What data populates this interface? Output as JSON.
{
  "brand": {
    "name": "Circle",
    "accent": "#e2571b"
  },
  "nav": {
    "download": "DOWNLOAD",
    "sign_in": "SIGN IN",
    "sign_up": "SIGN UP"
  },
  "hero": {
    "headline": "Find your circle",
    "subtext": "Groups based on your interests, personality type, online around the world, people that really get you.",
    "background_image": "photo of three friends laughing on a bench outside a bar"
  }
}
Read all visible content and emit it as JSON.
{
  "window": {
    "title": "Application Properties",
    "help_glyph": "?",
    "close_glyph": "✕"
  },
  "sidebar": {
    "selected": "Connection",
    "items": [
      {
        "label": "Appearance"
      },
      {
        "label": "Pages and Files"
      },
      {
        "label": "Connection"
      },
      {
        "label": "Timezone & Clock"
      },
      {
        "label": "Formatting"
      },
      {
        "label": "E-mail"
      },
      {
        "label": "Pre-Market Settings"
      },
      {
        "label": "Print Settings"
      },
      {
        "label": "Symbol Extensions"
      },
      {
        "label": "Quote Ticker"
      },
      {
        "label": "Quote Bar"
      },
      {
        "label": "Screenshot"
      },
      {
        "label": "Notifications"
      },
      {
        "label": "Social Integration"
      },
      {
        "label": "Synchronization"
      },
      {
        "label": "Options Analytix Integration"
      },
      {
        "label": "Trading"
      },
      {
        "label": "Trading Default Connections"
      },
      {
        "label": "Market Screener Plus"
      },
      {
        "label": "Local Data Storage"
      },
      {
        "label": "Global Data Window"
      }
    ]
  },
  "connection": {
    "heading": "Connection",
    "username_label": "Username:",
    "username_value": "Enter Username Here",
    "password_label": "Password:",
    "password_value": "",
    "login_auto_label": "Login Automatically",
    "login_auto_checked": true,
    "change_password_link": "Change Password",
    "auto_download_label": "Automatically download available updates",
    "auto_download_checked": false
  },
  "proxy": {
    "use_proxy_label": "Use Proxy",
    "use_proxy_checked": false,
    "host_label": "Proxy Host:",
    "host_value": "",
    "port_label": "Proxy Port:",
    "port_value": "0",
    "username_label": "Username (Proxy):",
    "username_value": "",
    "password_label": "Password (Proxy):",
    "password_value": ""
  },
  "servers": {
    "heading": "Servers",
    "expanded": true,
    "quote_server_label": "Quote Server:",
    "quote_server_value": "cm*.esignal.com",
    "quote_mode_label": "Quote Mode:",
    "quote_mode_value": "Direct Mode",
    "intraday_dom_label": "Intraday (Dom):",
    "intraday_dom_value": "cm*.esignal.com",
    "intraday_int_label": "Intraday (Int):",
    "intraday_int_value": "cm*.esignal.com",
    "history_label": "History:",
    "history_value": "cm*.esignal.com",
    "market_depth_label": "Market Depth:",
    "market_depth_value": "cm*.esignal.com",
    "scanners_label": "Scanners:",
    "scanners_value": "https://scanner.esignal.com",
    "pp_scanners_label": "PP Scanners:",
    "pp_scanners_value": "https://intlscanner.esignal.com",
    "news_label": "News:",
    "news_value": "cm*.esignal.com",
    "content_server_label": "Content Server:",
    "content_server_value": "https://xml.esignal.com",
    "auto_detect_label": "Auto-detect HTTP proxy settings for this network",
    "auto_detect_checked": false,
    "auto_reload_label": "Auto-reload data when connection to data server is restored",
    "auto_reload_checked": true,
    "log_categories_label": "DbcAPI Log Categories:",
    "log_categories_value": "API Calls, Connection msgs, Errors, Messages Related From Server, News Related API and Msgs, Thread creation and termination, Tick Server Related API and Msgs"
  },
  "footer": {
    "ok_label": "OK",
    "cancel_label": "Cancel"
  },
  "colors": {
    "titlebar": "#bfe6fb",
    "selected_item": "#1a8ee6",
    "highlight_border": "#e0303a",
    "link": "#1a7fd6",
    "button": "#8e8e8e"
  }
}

▶ _WHAT YOU HAVE TO DO_
Look over the records above and copy each line that includes the string "your".

▶ _WRITTEN RESPONSE_
    "headline": "Find your circle",
    "subtext": "Groups based on your interests, personality type, online around the world, people that really get you.",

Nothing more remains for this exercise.